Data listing

━━━━

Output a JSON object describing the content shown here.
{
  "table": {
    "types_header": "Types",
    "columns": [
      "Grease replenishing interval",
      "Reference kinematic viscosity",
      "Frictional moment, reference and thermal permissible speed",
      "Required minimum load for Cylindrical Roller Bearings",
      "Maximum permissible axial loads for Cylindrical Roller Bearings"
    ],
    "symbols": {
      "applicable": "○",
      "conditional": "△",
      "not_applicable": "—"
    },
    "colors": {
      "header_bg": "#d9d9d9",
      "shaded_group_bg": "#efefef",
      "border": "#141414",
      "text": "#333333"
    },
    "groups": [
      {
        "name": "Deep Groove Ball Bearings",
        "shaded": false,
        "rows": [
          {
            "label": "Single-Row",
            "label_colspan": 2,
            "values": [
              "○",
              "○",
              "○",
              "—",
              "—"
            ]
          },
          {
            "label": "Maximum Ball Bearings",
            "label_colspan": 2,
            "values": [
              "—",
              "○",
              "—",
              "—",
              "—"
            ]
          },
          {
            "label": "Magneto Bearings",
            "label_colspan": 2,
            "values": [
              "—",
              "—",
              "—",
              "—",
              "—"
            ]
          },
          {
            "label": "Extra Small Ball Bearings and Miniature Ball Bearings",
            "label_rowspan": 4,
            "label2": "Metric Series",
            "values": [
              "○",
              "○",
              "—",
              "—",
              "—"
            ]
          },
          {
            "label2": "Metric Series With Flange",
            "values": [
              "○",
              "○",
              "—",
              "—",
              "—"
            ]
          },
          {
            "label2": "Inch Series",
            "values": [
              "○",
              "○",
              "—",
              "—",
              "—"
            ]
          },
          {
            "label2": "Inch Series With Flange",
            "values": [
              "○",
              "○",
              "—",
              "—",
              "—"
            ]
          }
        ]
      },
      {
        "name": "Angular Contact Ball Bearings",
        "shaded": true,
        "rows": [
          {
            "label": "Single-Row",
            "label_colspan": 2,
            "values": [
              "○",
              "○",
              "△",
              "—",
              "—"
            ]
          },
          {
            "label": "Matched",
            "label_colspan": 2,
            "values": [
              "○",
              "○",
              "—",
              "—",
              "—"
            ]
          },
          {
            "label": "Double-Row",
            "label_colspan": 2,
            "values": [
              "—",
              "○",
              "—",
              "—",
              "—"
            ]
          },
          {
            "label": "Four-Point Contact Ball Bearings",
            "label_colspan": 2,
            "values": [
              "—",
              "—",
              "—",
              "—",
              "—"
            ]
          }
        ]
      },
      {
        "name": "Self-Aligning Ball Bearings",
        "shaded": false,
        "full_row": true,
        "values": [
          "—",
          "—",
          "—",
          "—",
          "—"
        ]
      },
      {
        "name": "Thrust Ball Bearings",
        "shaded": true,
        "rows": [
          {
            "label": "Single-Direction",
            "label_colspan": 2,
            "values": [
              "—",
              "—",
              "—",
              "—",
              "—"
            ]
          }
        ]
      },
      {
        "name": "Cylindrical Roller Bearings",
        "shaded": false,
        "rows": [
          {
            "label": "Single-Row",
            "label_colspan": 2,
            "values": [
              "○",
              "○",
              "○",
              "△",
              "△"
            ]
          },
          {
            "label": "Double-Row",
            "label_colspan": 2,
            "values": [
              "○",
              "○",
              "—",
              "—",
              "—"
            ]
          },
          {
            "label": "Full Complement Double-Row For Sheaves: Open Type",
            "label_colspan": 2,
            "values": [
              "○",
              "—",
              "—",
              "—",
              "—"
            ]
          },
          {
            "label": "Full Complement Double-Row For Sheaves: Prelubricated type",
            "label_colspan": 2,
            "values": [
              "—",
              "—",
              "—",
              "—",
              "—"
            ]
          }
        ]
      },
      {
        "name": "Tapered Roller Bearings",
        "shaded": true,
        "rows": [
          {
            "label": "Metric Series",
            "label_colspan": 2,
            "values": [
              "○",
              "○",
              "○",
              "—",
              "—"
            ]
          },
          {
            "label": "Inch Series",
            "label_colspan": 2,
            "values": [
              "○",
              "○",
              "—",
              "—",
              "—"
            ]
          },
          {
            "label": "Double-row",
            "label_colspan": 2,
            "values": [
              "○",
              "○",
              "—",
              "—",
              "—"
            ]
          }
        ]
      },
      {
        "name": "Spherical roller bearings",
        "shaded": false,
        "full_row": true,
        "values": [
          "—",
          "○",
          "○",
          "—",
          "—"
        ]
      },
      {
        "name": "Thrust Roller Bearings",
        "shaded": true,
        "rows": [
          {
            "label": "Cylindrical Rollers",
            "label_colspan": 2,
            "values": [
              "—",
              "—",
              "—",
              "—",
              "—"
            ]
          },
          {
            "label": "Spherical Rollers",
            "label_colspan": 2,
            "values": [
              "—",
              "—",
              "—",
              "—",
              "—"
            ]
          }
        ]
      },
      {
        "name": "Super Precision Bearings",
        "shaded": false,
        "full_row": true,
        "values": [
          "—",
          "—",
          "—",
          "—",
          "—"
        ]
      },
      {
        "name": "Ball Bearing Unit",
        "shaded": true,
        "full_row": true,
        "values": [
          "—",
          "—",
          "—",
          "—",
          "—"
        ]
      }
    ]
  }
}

━━━━

▶ [WRITTEN INSTRUCTION]:
Check every line of the data, and copy the ones that contain "Metric".

▶ [FINAL RESULT]:
            "label2": "Metric Series",
            "label2": "Metric Series With Flange",
            "label": "Metric Series",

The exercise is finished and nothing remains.